Start of DOCUMENT EXCERPT
Second, there is a fundamental difference between correlation and regression [4], which the authors fail to acknowledge. The use of regression implies a search for assumed causality, while the use of correlation simply looks for similarity (or dissimilarity) in patterns between associated variables. In this study, we did not expect a decrease in one index of richness to be the cause of a decrease (or increase) in the other, which is why we reported Pearson correlation coefficients and did not use linear models. Given that no causality was sought between mammal species richness and language richness, Pearson correlations were thus the most adequate option to explore the level of congruence in the spatial distribution of these indices.
Third, the assumptions made by Cardillo et al. that underpin the use of their simultaneous autoregressive error (SAR) approach to establish relationships between language richness and mammal species richness are actually invalid. Assuming that the authors log-transformed the variables while adding 1 (as a high number of pixels do not contain any threatened languages), simple Shapiro–Wilks normality tests show that their log-transformed response variables (namely, log(language richness) and log(threatened language richness)) are zero-inflated, displaying consistent and significant deviation from a normal distribution (all p < 0.001 at the 50 km resolution). Failure to secure a normal distribution for the variable to be predicted under the assumption of normally distributed errors is not the only issue; transformation of count data to continuous data further violates the assumptions of response variable distribution, with such transformed data known to perform poorly (especially if mean counts are low and dispersion high) [5].
End of DOCUMENT EXCERPT
Start of EXTRACTED INFORMATION
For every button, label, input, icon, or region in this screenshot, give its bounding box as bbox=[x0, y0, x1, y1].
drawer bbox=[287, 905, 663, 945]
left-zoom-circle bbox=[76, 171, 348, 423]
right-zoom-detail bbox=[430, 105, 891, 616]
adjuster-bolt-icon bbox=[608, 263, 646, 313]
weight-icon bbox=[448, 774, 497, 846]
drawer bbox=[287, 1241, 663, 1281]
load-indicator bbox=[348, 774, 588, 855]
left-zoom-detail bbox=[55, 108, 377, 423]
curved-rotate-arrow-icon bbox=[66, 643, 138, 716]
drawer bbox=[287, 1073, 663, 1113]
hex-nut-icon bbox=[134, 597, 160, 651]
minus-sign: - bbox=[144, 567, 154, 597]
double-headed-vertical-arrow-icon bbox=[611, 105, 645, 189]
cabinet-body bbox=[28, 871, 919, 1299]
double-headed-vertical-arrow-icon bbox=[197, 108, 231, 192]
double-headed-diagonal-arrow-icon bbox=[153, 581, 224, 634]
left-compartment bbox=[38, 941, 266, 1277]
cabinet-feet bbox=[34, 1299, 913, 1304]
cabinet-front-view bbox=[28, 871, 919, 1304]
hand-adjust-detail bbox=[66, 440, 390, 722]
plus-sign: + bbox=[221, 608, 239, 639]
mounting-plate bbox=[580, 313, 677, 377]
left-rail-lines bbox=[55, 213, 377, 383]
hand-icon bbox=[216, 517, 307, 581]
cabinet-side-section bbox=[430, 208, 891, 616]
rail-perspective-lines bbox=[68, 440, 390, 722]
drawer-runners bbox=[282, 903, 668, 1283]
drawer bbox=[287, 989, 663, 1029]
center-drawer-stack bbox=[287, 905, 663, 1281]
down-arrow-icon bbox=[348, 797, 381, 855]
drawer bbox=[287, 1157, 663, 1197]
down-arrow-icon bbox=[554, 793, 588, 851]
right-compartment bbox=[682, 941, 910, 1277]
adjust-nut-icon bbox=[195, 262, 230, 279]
End of EXTRACTED INFORMATION
**TO-DO LIST:**
**A)** According to the excerpt on mammal and language richness, what kind of test showed that the log-transformed response variables deviate from a normal distribution?
**B)** Echo the excerpt on mammal and language richness from "Second, there is" to "of these indices.".
**C)** Name every kind of richness that the excerpt on mammal and language richness mentions.

**RESULTS FOR THE EXERCISE:**
**A)** Shapiro–Wilks normality tests.

**B)**
Second, there is a fundamental difference between correlation and regression [4], which the authors fail to acknowledge. The use of regression implies a search for assumed causality, while the use of correlation simply looks for similarity (or dissimilarity) in patterns between associated variables. In this study, we did not expect a decrease in one index of richness to be the cause of a decrease (or increase) in the other, which is why we reported Pearson correlation coefficients and did not use linear models. Given that no causality was sought between mammal species richness and language richness, Pearson correlations were thus the most adequate option to explore the level of congruence in the spatial distribution of these indices.

**C)** Mammal species richness, language richness, threatened language richness